Given data.
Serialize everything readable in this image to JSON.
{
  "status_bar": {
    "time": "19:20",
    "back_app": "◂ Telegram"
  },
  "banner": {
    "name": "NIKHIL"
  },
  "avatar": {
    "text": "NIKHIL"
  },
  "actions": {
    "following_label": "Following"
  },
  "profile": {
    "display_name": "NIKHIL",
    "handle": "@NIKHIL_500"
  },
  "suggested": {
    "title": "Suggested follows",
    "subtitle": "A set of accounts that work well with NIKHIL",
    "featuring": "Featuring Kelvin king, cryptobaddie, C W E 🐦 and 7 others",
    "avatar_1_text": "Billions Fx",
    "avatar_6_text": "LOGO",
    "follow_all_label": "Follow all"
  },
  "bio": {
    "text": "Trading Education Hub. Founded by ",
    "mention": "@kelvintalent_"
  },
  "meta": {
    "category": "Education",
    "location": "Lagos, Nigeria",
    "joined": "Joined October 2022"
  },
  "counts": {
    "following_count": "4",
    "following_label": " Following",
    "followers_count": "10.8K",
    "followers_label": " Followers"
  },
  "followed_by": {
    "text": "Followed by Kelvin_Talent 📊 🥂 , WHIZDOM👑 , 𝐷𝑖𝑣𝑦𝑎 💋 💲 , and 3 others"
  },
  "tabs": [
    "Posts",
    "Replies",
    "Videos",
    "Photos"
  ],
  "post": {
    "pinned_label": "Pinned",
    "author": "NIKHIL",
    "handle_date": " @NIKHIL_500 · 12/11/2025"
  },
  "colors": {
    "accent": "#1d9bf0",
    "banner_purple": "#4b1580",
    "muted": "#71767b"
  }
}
--
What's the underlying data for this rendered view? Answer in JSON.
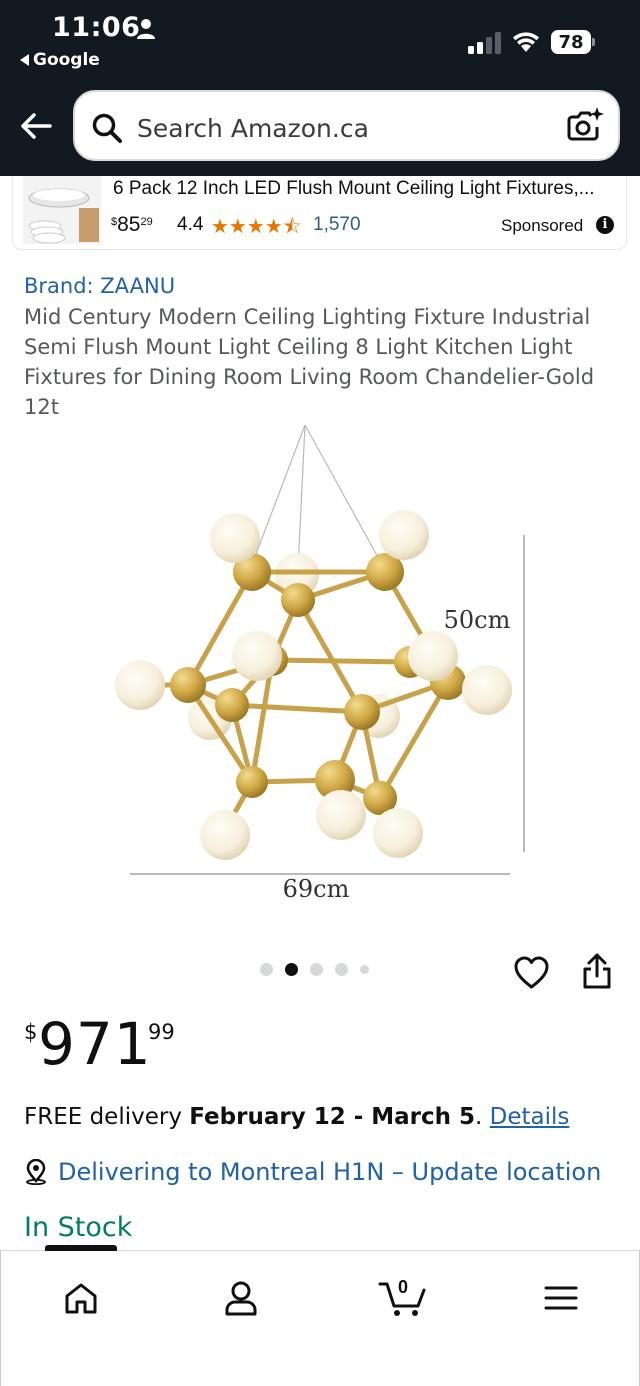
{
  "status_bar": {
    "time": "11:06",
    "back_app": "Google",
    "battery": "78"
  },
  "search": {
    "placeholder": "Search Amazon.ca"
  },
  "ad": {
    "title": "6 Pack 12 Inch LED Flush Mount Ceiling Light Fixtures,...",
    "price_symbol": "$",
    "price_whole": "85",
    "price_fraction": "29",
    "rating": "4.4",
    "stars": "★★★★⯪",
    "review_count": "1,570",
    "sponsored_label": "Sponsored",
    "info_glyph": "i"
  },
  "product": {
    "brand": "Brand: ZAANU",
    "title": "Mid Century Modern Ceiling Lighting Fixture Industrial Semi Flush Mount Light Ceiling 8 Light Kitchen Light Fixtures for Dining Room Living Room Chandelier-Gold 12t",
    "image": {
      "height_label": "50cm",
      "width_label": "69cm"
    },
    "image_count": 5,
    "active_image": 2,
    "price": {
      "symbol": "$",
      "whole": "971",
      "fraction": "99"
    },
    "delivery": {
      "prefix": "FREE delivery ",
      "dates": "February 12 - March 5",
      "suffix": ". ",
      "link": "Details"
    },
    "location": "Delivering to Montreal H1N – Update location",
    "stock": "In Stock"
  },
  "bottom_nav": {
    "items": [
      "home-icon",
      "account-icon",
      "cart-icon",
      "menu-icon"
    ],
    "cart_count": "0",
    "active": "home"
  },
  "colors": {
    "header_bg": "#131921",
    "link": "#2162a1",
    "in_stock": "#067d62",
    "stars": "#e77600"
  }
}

Exercise prompt. Look through the entries and return every line where "Flush" appears.

Full answer.
    "title": "6 Pack 12 Inch LED Flush Mount Ceiling Light Fixtures,...",
    "title": "Mid Century Modern Ceiling Lighting Fixture Industrial Semi Flush Mount Light Ceiling 8 Light Kitchen Light Fixtures for Dining Room Living Room Chandelier-Gold 12t",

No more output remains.